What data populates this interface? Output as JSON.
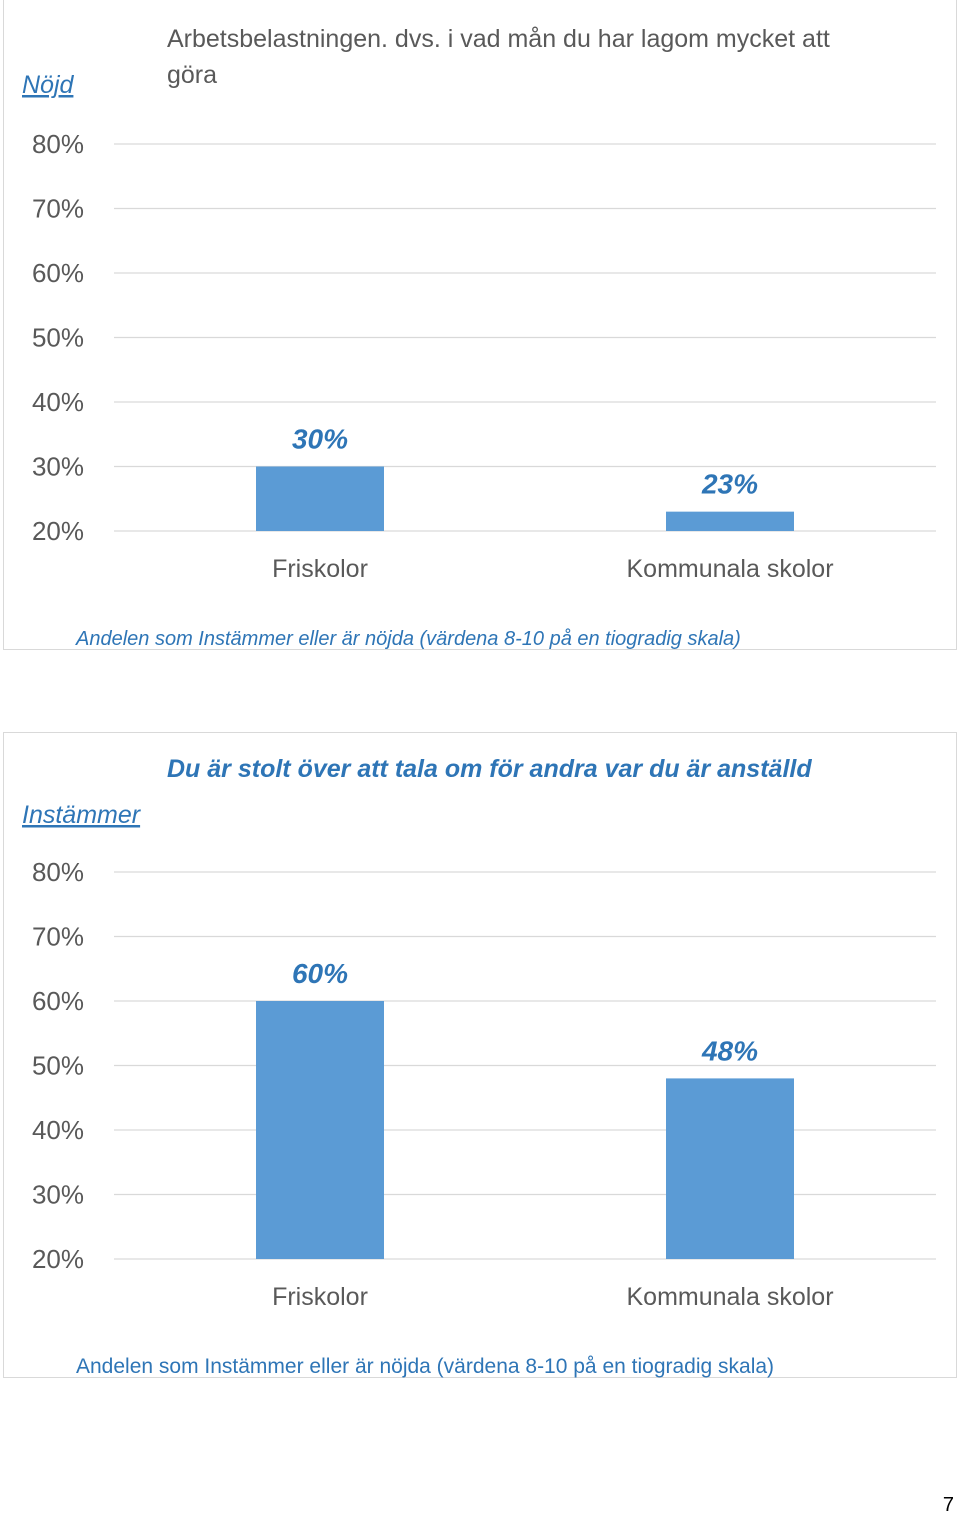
{
  "page_number": "7",
  "chart_data": [
    {
      "type": "bar",
      "title_lines": [
        "Arbetsbelastningen. dvs. i vad mån du har lagom mycket att",
        "göra"
      ],
      "ylabel": "Nöjd",
      "xlabel": "Andelen som Instämmer eller är nöjda (värdena 8-10 på en tiogradig skala)",
      "ylim": [
        0.2,
        0.8
      ],
      "yticks": [
        "80%",
        "70%",
        "60%",
        "50%",
        "40%",
        "30%",
        "20%"
      ],
      "categories": [
        "Friskolor",
        "Kommunala skolor"
      ],
      "values": [
        0.3,
        0.23
      ],
      "data_labels": [
        "30%",
        "23%"
      ],
      "bar_color": "#5b9bd5",
      "grid": true
    },
    {
      "type": "bar",
      "title_lines": [
        "Du är stolt över att tala om för andra var du är anställd"
      ],
      "ylabel": "Instämmer",
      "xlabel": "Andelen som Instämmer eller är nöjda (värdena 8-10 på en tiogradig skala)",
      "ylim": [
        0.2,
        0.8
      ],
      "yticks": [
        "80%",
        "70%",
        "60%",
        "50%",
        "40%",
        "30%",
        "20%"
      ],
      "categories": [
        "Friskolor",
        "Kommunala skolor"
      ],
      "values": [
        0.6,
        0.48
      ],
      "data_labels": [
        "60%",
        "48%"
      ],
      "bar_color": "#5b9bd5",
      "grid": true
    }
  ]
}
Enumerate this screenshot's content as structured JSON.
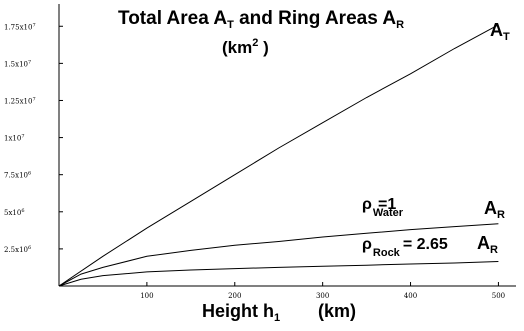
{
  "chart_data": {
    "type": "line",
    "title": {
      "main_1": "Total Area A",
      "sub_1": "T",
      "main_2": " and Ring Areas A",
      "sub_2": "R"
    },
    "units": {
      "open": "(km",
      "sup": "2",
      "close": " )"
    },
    "xlabel": {
      "main": "Height  h",
      "sub": "1",
      "units": "(km)"
    },
    "xlim": [
      0,
      520
    ],
    "ylim": [
      0,
      19000000
    ],
    "x_ticks": [
      {
        "value": 100,
        "label": "100"
      },
      {
        "value": 200,
        "label": "200"
      },
      {
        "value": 300,
        "label": "300"
      },
      {
        "value": 400,
        "label": "400"
      },
      {
        "value": 500,
        "label": "500"
      }
    ],
    "y_ticks": [
      {
        "value": 2500000,
        "label": "2.5x10",
        "exp": "6"
      },
      {
        "value": 5000000,
        "label": "5x10",
        "exp": "6"
      },
      {
        "value": 7500000,
        "label": "7.5x10",
        "exp": "6"
      },
      {
        "value": 10000000,
        "label": "1x10",
        "exp": "7"
      },
      {
        "value": 12500000,
        "label": "1.25x10",
        "exp": "7"
      },
      {
        "value": 15000000,
        "label": "1.5x10",
        "exp": "7"
      },
      {
        "value": 17500000,
        "label": "1.75x10",
        "exp": "7"
      }
    ],
    "series": [
      {
        "label_main": "A",
        "label_sub": "T",
        "x": [
          0,
          50,
          100,
          150,
          200,
          250,
          300,
          350,
          400,
          450,
          500
        ],
        "y": [
          0,
          2000000,
          3900000,
          5700000,
          7500000,
          9300000,
          11000000,
          12700000,
          14300000,
          16000000,
          17600000
        ]
      },
      {
        "label_main": "A",
        "label_sub": "R",
        "x": [
          0,
          25,
          50,
          100,
          150,
          200,
          250,
          300,
          350,
          400,
          450,
          500
        ],
        "y": [
          0,
          800000,
          1250000,
          2000000,
          2400000,
          2750000,
          3000000,
          3300000,
          3550000,
          3800000,
          4000000,
          4200000
        ]
      },
      {
        "label_main": "A",
        "label_sub": "R",
        "x": [
          0,
          25,
          50,
          100,
          150,
          200,
          250,
          300,
          350,
          400,
          450,
          500
        ],
        "y": [
          0,
          450000,
          700000,
          950000,
          1080000,
          1170000,
          1250000,
          1330000,
          1400000,
          1480000,
          1550000,
          1650000
        ]
      }
    ],
    "annotations": {
      "water": {
        "main": "ρ",
        "sub": "Water",
        "value": "=1"
      },
      "rock": {
        "main": "ρ",
        "sub": "Rock",
        "value": "= 2.65"
      }
    }
  }
}
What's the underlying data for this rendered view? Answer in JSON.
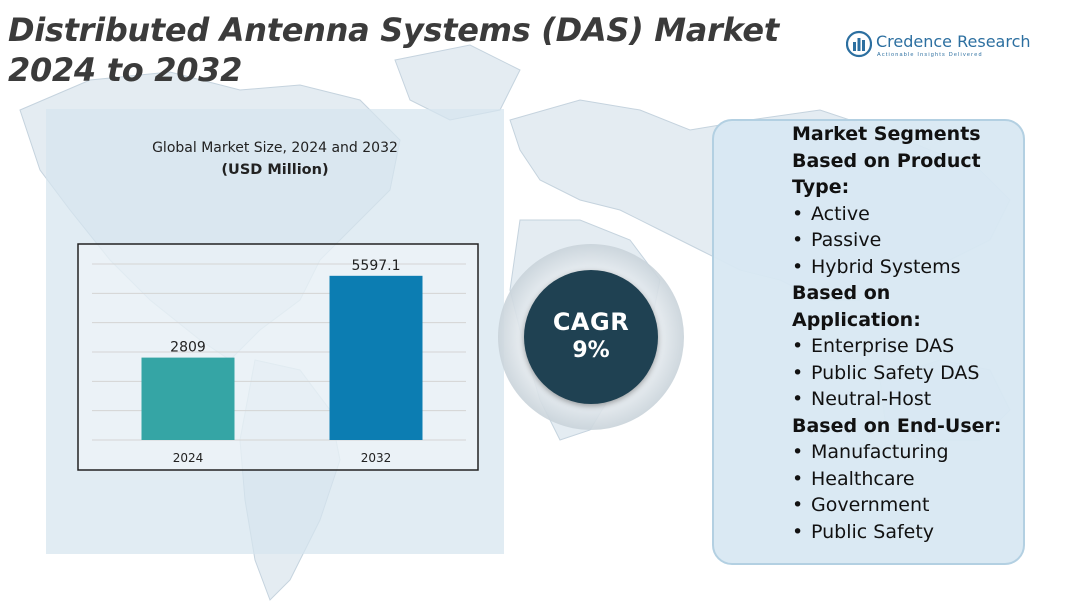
{
  "title": "Distributed Antenna Systems (DAS) Market 2024 to 2032",
  "brand": {
    "name": "Credence Research",
    "tagline": "Actionable Insights Delivered",
    "color": "#2c6fa0"
  },
  "colors": {
    "bar_2024": "#35a5a5",
    "bar_2032": "#0c7db2",
    "cagr_circle": "#1f4152",
    "panel": "#d6e4ee"
  },
  "chart_data": {
    "type": "bar",
    "title": "Global Market Size, 2024 and 2032",
    "subtitle": "(USD Million)",
    "categories": [
      "2024",
      "2032"
    ],
    "values": [
      2809,
      5597.1
    ],
    "value_labels": [
      "2809",
      "5597.1"
    ],
    "ylim": [
      0,
      6000
    ],
    "grid": true,
    "xlabel": "",
    "ylabel": ""
  },
  "cagr": {
    "label": "CAGR",
    "value": "9%"
  },
  "segments": {
    "header": "Market Segments",
    "groups": [
      {
        "heading": "Based on Product Type:",
        "items": [
          "Active",
          "Passive",
          "Hybrid Systems"
        ]
      },
      {
        "heading": "Based on Application:",
        "items": [
          "Enterprise DAS",
          "Public Safety DAS",
          "Neutral-Host"
        ]
      },
      {
        "heading": "Based on End-User:",
        "items": [
          "Manufacturing",
          "Healthcare",
          "Government",
          "Public Safety"
        ]
      }
    ]
  }
}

-- Exercise instructions --
Skip the pictures and transcribe the rest of the records exactly.

-- Answer to the task --
What data populates this interface? Output as JSON.
{
  "page_number": "7",
  "chart_data": [
    {
      "type": "bar",
      "title_lines": [
        "Arbetsbelastningen. dvs. i vad mån du har lagom mycket att",
        "göra"
      ],
      "ylabel": "Nöjd",
      "xlabel": "Andelen som Instämmer eller är nöjda (värdena 8-10 på en tiogradig skala)",
      "ylim": [
        0.2,
        0.8
      ],
      "yticks": [
        "80%",
        "70%",
        "60%",
        "50%",
        "40%",
        "30%",
        "20%"
      ],
      "categories": [
        "Friskolor",
        "Kommunala skolor"
      ],
      "values": [
        0.3,
        0.23
      ],
      "data_labels": [
        "30%",
        "23%"
      ],
      "bar_color": "#5b9bd5",
      "grid": true
    },
    {
      "type": "bar",
      "title_lines": [
        "Du är stolt över att tala om för andra var du är anställd"
      ],
      "ylabel": "Instämmer",
      "xlabel": "Andelen som Instämmer eller är nöjda (värdena 8-10 på en tiogradig skala)",
      "ylim": [
        0.2,
        0.8
      ],
      "yticks": [
        "80%",
        "70%",
        "60%",
        "50%",
        "40%",
        "30%",
        "20%"
      ],
      "categories": [
        "Friskolor",
        "Kommunala skolor"
      ],
      "values": [
        0.6,
        0.48
      ],
      "data_labels": [
        "60%",
        "48%"
      ],
      "bar_color": "#5b9bd5",
      "grid": true
    }
  ]
}
Enumerate this screenshot's content as structured JSON.
{
  "chart_data": {
    "type": "line",
    "title": {
      "main_1": "Total Area A",
      "sub_1": "T",
      "main_2": " and Ring Areas A",
      "sub_2": "R"
    },
    "units": {
      "open": "(km",
      "sup": "2",
      "close": " )"
    },
    "xlabel": {
      "main": "Height  h",
      "sub": "1",
      "units": "(km)"
    },
    "xlim": [
      0,
      520
    ],
    "ylim": [
      0,
      19000000
    ],
    "x_ticks": [
      {
        "value": 100,
        "label": "100"
      },
      {
        "value": 200,
        "label": "200"
      },
      {
        "value": 300,
        "label": "300"
      },
      {
        "value": 400,
        "label": "400"
      },
      {
        "value": 500,
        "label": "500"
      }
    ],
    "y_ticks": [
      {
        "value": 2500000,
        "label": "2.5x10",
        "exp": "6"
      },
      {
        "value": 5000000,
        "label": "5x10",
        "exp": "6"
      },
      {
        "value": 7500000,
        "label": "7.5x10",
        "exp": "6"
      },
      {
        "value": 10000000,
        "label": "1x10",
        "exp": "7"
      },
      {
        "value": 12500000,
        "label": "1.25x10",
        "exp": "7"
      },
      {
        "value": 15000000,
        "label": "1.5x10",
        "exp": "7"
      },
      {
        "value": 17500000,
        "label": "1.75x10",
        "exp": "7"
      }
    ],
    "series": [
      {
        "label_main": "A",
        "label_sub": "T",
        "x": [
          0,
          50,
          100,
          150,
          200,
          250,
          300,
          350,
          400,
          450,
          500
        ],
        "y": [
          0,
          2000000,
          3900000,
          5700000,
          7500000,
          9300000,
          11000000,
          12700000,
          14300000,
          16000000,
          17600000
        ]
      },
      {
        "label_main": "A",
        "label_sub": "R",
        "x": [
          0,
          25,
          50,
          100,
          150,
          200,
          250,
          300,
          350,
          400,
          450,
          500
        ],
        "y": [
          0,
          800000,
          1250000,
          2000000,
          2400000,
          2750000,
          3000000,
          3300000,
          3550000,
          3800000,
          4000000,
          4200000
        ]
      },
      {
        "label_main": "A",
        "label_sub": "R",
        "x": [
          0,
          25,
          50,
          100,
          150,
          200,
          250,
          300,
          350,
          400,
          450,
          500
        ],
        "y": [
          0,
          450000,
          700000,
          950000,
          1080000,
          1170000,
          1250000,
          1330000,
          1400000,
          1480000,
          1550000,
          1650000
        ]
      }
    ],
    "annotations": {
      "water": {
        "main": "ρ",
        "sub": "Water",
        "value": "=1"
      },
      "rock": {
        "main": "ρ",
        "sub": "Rock",
        "value": "= 2.65"
      }
    }
  }
}
What's the underlying data for this rendered view? Answer in JSON.
{
  "title": "Distributed Antenna Systems (DAS) Market 2024 to 2032",
  "brand": {
    "name": "Credence Research",
    "tagline": "Actionable Insights Delivered",
    "color": "#2c6fa0"
  },
  "colors": {
    "bar_2024": "#35a5a5",
    "bar_2032": "#0c7db2",
    "cagr_circle": "#1f4152",
    "panel": "#d6e4ee"
  },
  "chart_data": {
    "type": "bar",
    "title": "Global Market Size, 2024 and 2032",
    "subtitle": "(USD Million)",
    "categories": [
      "2024",
      "2032"
    ],
    "values": [
      2809,
      5597.1
    ],
    "value_labels": [
      "2809",
      "5597.1"
    ],
    "ylim": [
      0,
      6000
    ],
    "grid": true,
    "xlabel": "",
    "ylabel": ""
  },
  "cagr": {
    "label": "CAGR",
    "value": "9%"
  },
  "segments": {
    "header": "Market Segments",
    "groups": [
      {
        "heading": "Based on Product Type:",
        "items": [
          "Active",
          "Passive",
          "Hybrid Systems"
        ]
      },
      {
        "heading": "Based on Application:",
        "items": [
          "Enterprise DAS",
          "Public Safety DAS",
          "Neutral-Host"
        ]
      },
      {
        "heading": "Based on End-User:",
        "items": [
          "Manufacturing",
          "Healthcare",
          "Government",
          "Public Safety"
        ]
      }
    ]
  }
}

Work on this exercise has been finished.